- _Problem to work on_:
Extract all lines containing "black".

---------- Input material

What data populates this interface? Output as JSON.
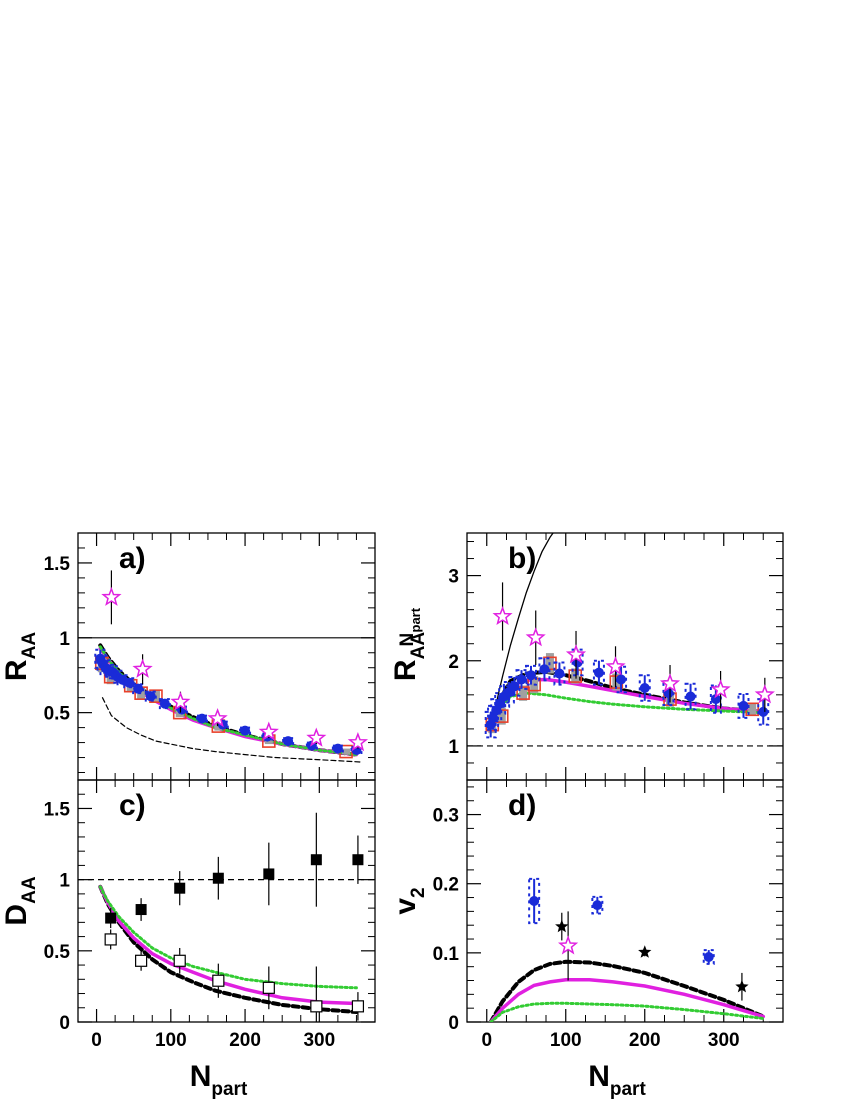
{
  "chart_data": [
    {
      "panel": "a)",
      "type": "scatter",
      "ylabel": {
        "main": "R",
        "sub": "AA",
        "sup": ""
      },
      "xlabel": {
        "main": "",
        "sub": ""
      },
      "xlim": [
        -25,
        375
      ],
      "ylim": [
        0.05,
        1.7
      ],
      "xticks": [
        0,
        100,
        200,
        300
      ],
      "show_xtick_labels": false,
      "yticks": [
        0.5,
        1,
        1.5
      ],
      "ytick_labels": [
        "0.5",
        "1",
        "1.5"
      ],
      "yminor": [
        0.1,
        0.2,
        0.3,
        0.4,
        0.6,
        0.7,
        0.8,
        0.9,
        1.1,
        1.2,
        1.3,
        1.4,
        1.6,
        1.7
      ],
      "series": [
        {
          "style": "open-square-red",
          "color": "#e8402a",
          "x": [
            7,
            19,
            46,
            60,
            80,
            112,
            164,
            232,
            336
          ],
          "y": [
            0.83,
            0.74,
            0.68,
            0.63,
            0.61,
            0.5,
            0.41,
            0.31,
            0.24
          ],
          "err": [
            0.06,
            0.05,
            0.04,
            0.04,
            0.04,
            0.03,
            0.03,
            0.02,
            0.02
          ]
        },
        {
          "style": "circle-blue",
          "color": "#1a2bd8",
          "x": [
            5,
            8,
            12,
            17,
            22,
            28,
            35,
            44,
            56,
            73,
            92,
            115,
            142,
            170,
            200,
            230,
            258,
            290,
            325,
            350
          ],
          "y": [
            0.86,
            0.83,
            0.8,
            0.78,
            0.77,
            0.74,
            0.72,
            0.7,
            0.66,
            0.61,
            0.56,
            0.52,
            0.46,
            0.42,
            0.38,
            0.34,
            0.31,
            0.28,
            0.26,
            0.25
          ],
          "err": [
            0.06,
            0.05,
            0.05,
            0.04,
            0.04,
            0.04,
            0.03,
            0.03,
            0.03,
            0.03,
            0.03,
            0.02,
            0.02,
            0.02,
            0.02,
            0.02,
            0.02,
            0.02,
            0.02,
            0.02
          ]
        },
        {
          "style": "open-star-magenta",
          "color": "#e020e0",
          "x": [
            20,
            62,
            113,
            163,
            232,
            296,
            352
          ],
          "y": [
            1.27,
            0.79,
            0.57,
            0.46,
            0.37,
            0.33,
            0.3
          ],
          "err": [
            0.18,
            0.1,
            0.07,
            0.05,
            0.04,
            0.04,
            0.04
          ]
        }
      ],
      "hlines": [
        {
          "y": 1.0,
          "style": "solid"
        }
      ],
      "curves": [
        {
          "style": "thin-black-dashed",
          "x": [
            8,
            20,
            40,
            60,
            80,
            100,
            130,
            160,
            200,
            240,
            280,
            320,
            355
          ],
          "y": [
            0.6,
            0.48,
            0.4,
            0.35,
            0.31,
            0.29,
            0.26,
            0.24,
            0.22,
            0.2,
            0.19,
            0.18,
            0.17
          ]
        },
        {
          "style": "black-dotted-thick",
          "x": [
            5,
            15,
            30,
            50,
            75,
            100,
            130,
            160,
            200,
            250,
            300,
            350
          ],
          "y": [
            0.95,
            0.87,
            0.78,
            0.69,
            0.61,
            0.54,
            0.47,
            0.41,
            0.35,
            0.29,
            0.25,
            0.22
          ]
        },
        {
          "style": "magenta-solid",
          "x": [
            5,
            15,
            30,
            50,
            75,
            100,
            130,
            160,
            200,
            250,
            300,
            350
          ],
          "y": [
            0.93,
            0.86,
            0.76,
            0.67,
            0.59,
            0.52,
            0.45,
            0.4,
            0.34,
            0.29,
            0.25,
            0.22
          ]
        },
        {
          "style": "green-dotted",
          "x": [
            5,
            15,
            30,
            50,
            75,
            100,
            130,
            160,
            200,
            250,
            300,
            350
          ],
          "y": [
            0.94,
            0.86,
            0.77,
            0.68,
            0.6,
            0.53,
            0.46,
            0.4,
            0.35,
            0.29,
            0.25,
            0.22
          ]
        }
      ]
    },
    {
      "panel": "b)",
      "type": "scatter",
      "ylabel": {
        "main": "R",
        "sub": "AA",
        "sup": "N"
      },
      "ylabel_sup_sub": "part",
      "xlabel": {
        "main": "",
        "sub": ""
      },
      "xlim": [
        -25,
        375
      ],
      "ylim": [
        0.6,
        3.5
      ],
      "xticks": [
        0,
        100,
        200,
        300
      ],
      "show_xtick_labels": false,
      "yticks": [
        1,
        2,
        3
      ],
      "ytick_labels": [
        "1",
        "2",
        "3"
      ],
      "yminor": [
        0.8,
        1.2,
        1.4,
        1.6,
        1.8,
        2.2,
        2.4,
        2.6,
        2.8,
        3.2,
        3.4
      ],
      "series": [
        {
          "style": "open-square-red",
          "color": "#e8402a",
          "x": [
            7,
            19,
            46,
            60,
            80,
            112,
            164,
            232,
            336
          ],
          "y": [
            1.25,
            1.35,
            1.62,
            1.72,
            1.97,
            1.82,
            1.75,
            1.55,
            1.43
          ],
          "err": [
            0.1,
            0.1,
            0.09,
            0.1,
            0.12,
            0.09,
            0.1,
            0.09,
            0.07
          ]
        },
        {
          "style": "circle-blue",
          "color": "#1a2bd8",
          "x": [
            5,
            8,
            12,
            17,
            22,
            28,
            35,
            44,
            56,
            73,
            92,
            115,
            142,
            170,
            200,
            230,
            258,
            290,
            325,
            350
          ],
          "y": [
            1.25,
            1.33,
            1.42,
            1.5,
            1.58,
            1.63,
            1.7,
            1.78,
            1.83,
            1.9,
            1.85,
            1.98,
            1.86,
            1.78,
            1.68,
            1.62,
            1.58,
            1.55,
            1.47,
            1.4
          ],
          "err": [
            0.15,
            0.14,
            0.13,
            0.12,
            0.12,
            0.12,
            0.11,
            0.11,
            0.11,
            0.13,
            0.13,
            0.15,
            0.14,
            0.15,
            0.15,
            0.14,
            0.15,
            0.16,
            0.14,
            0.15
          ]
        },
        {
          "style": "open-star-magenta",
          "color": "#e020e0",
          "x": [
            20,
            62,
            113,
            163,
            232,
            296,
            352
          ],
          "y": [
            2.52,
            2.27,
            2.07,
            1.93,
            1.73,
            1.66,
            1.6
          ],
          "err": [
            0.4,
            0.32,
            0.28,
            0.24,
            0.22,
            0.22,
            0.2
          ]
        }
      ],
      "hlines": [
        {
          "y": 1.0,
          "style": "dashed"
        }
      ],
      "curves": [
        {
          "style": "thin-black-solid",
          "x": [
            5,
            10,
            15,
            20,
            30,
            40,
            50,
            60,
            70,
            80,
            90
          ],
          "y": [
            1.15,
            1.4,
            1.62,
            1.82,
            2.18,
            2.5,
            2.8,
            3.05,
            3.28,
            3.45,
            3.58
          ]
        },
        {
          "style": "black-dotted-thick",
          "x": [
            5,
            15,
            30,
            50,
            75,
            100,
            130,
            160,
            200,
            250,
            300,
            350
          ],
          "y": [
            1.2,
            1.52,
            1.76,
            1.85,
            1.87,
            1.83,
            1.76,
            1.68,
            1.6,
            1.51,
            1.44,
            1.4
          ]
        },
        {
          "style": "magenta-solid",
          "x": [
            5,
            15,
            30,
            50,
            75,
            100,
            130,
            160,
            200,
            250,
            300,
            350
          ],
          "y": [
            1.18,
            1.48,
            1.7,
            1.77,
            1.78,
            1.75,
            1.7,
            1.65,
            1.58,
            1.5,
            1.44,
            1.4
          ]
        },
        {
          "style": "green-dotted",
          "x": [
            5,
            15,
            30,
            50,
            75,
            100,
            130,
            160,
            200,
            250,
            300,
            350
          ],
          "y": [
            1.16,
            1.44,
            1.58,
            1.62,
            1.6,
            1.56,
            1.52,
            1.49,
            1.46,
            1.43,
            1.41,
            1.39
          ]
        }
      ]
    },
    {
      "panel": "c)",
      "type": "scatter",
      "ylabel": {
        "main": "D",
        "sub": "AA",
        "sup": ""
      },
      "xlabel": {
        "main": "N",
        "sub": "part"
      },
      "xlim": [
        -25,
        375
      ],
      "ylim": [
        0,
        1.7
      ],
      "xticks": [
        0,
        100,
        200,
        300
      ],
      "show_xtick_labels": true,
      "xtick_labels": [
        "0",
        "100",
        "200",
        "300"
      ],
      "yticks": [
        0,
        0.5,
        1,
        1.5
      ],
      "ytick_labels": [
        "0",
        "0.5",
        "1",
        "1.5"
      ],
      "yminor": [
        0.1,
        0.2,
        0.3,
        0.4,
        0.6,
        0.7,
        0.8,
        0.9,
        1.1,
        1.2,
        1.3,
        1.4,
        1.6
      ],
      "series": [
        {
          "style": "filled-square-black",
          "color": "#000000",
          "x": [
            19,
            60,
            112,
            164,
            232,
            296,
            352
          ],
          "y": [
            0.73,
            0.79,
            0.94,
            1.01,
            1.04,
            1.14,
            1.14
          ],
          "err": [
            0.07,
            0.08,
            0.12,
            0.15,
            0.22,
            0.33,
            0.17
          ]
        },
        {
          "style": "open-square-black",
          "color": "#000000",
          "x": [
            19,
            60,
            112,
            164,
            232,
            296,
            352
          ],
          "y": [
            0.58,
            0.43,
            0.43,
            0.29,
            0.24,
            0.11,
            0.11
          ],
          "err": [
            0.07,
            0.07,
            0.09,
            0.12,
            0.15,
            0.28,
            0.1
          ]
        }
      ],
      "hlines": [
        {
          "y": 1.0,
          "style": "dashed"
        }
      ],
      "curves": [
        {
          "style": "black-dotted-thick",
          "x": [
            5,
            15,
            30,
            50,
            75,
            100,
            130,
            160,
            200,
            250,
            300,
            350
          ],
          "y": [
            0.95,
            0.83,
            0.7,
            0.56,
            0.44,
            0.35,
            0.28,
            0.22,
            0.17,
            0.12,
            0.09,
            0.07
          ]
        },
        {
          "style": "magenta-solid",
          "x": [
            5,
            15,
            30,
            50,
            75,
            100,
            130,
            160,
            200,
            250,
            300,
            350
          ],
          "y": [
            0.95,
            0.84,
            0.71,
            0.59,
            0.48,
            0.41,
            0.35,
            0.29,
            0.23,
            0.17,
            0.14,
            0.13
          ]
        },
        {
          "style": "green-dotted",
          "x": [
            5,
            15,
            30,
            50,
            75,
            100,
            130,
            160,
            200,
            250,
            300,
            350
          ],
          "y": [
            0.95,
            0.85,
            0.74,
            0.63,
            0.52,
            0.45,
            0.39,
            0.35,
            0.3,
            0.27,
            0.25,
            0.24
          ]
        }
      ]
    },
    {
      "panel": "d)",
      "type": "scatter",
      "ylabel": {
        "main": "v",
        "sub": "2",
        "sup": ""
      },
      "xlabel": {
        "main": "N",
        "sub": "part"
      },
      "xlim": [
        -25,
        375
      ],
      "ylim": [
        0,
        0.35
      ],
      "xticks": [
        0,
        100,
        200,
        300
      ],
      "show_xtick_labels": true,
      "xtick_labels": [
        "0",
        "100",
        "200",
        "300"
      ],
      "yticks": [
        0,
        0.1,
        0.2,
        0.3
      ],
      "ytick_labels": [
        "0",
        "0.1",
        "0.2",
        "0.3"
      ],
      "yminor": [
        0.02,
        0.04,
        0.06,
        0.08,
        0.12,
        0.14,
        0.16,
        0.18,
        0.22,
        0.24,
        0.26,
        0.28,
        0.32,
        0.34
      ],
      "series": [
        {
          "style": "circle-blue",
          "color": "#1a2bd8",
          "x": [
            60,
            140,
            281
          ],
          "y": [
            0.175,
            0.169,
            0.094
          ],
          "err": [
            0.032,
            0.012,
            0.01
          ]
        },
        {
          "style": "filled-star-black",
          "color": "#000000",
          "x": [
            95,
            200,
            323
          ],
          "y": [
            0.138,
            0.101,
            0.051
          ],
          "err": [
            0.02,
            0.006,
            0.02
          ]
        },
        {
          "style": "open-star-magenta",
          "color": "#e020e0",
          "x": [
            103
          ],
          "y": [
            0.11
          ],
          "err": [
            0.05
          ]
        }
      ],
      "hlines": [],
      "curves": [
        {
          "style": "black-dotted-thick",
          "x": [
            5,
            20,
            40,
            60,
            80,
            100,
            130,
            160,
            200,
            250,
            300,
            350
          ],
          "y": [
            0.0,
            0.03,
            0.058,
            0.075,
            0.084,
            0.087,
            0.086,
            0.081,
            0.071,
            0.052,
            0.032,
            0.008
          ]
        },
        {
          "style": "magenta-solid",
          "x": [
            5,
            20,
            40,
            60,
            80,
            100,
            130,
            160,
            200,
            250,
            300,
            350
          ],
          "y": [
            0.0,
            0.02,
            0.04,
            0.053,
            0.058,
            0.061,
            0.061,
            0.058,
            0.052,
            0.04,
            0.025,
            0.008
          ]
        },
        {
          "style": "green-dotted",
          "x": [
            5,
            20,
            40,
            60,
            80,
            100,
            130,
            160,
            200,
            250,
            300,
            350
          ],
          "y": [
            0.0,
            0.014,
            0.022,
            0.026,
            0.027,
            0.027,
            0.026,
            0.025,
            0.023,
            0.018,
            0.012,
            0.005
          ]
        }
      ]
    }
  ],
  "colors": {
    "magenta": "#e020e0",
    "green": "#33cc33",
    "blue": "#1a2bd8",
    "red": "#e8402a",
    "gray_box": "#a0a0a0",
    "black": "#000000"
  }
}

--------------------

- _Task output_:
          "style": "thin-black-dashed",
          "style": "black-dotted-thick",
          "style": "thin-black-solid",
          "style": "black-dotted-thick",
          "style": "filled-square-black",
          "style": "open-square-black",
          "style": "black-dotted-thick",
          "style": "filled-star-black",
          "style": "black-dotted-thick",
    "black": "#000000"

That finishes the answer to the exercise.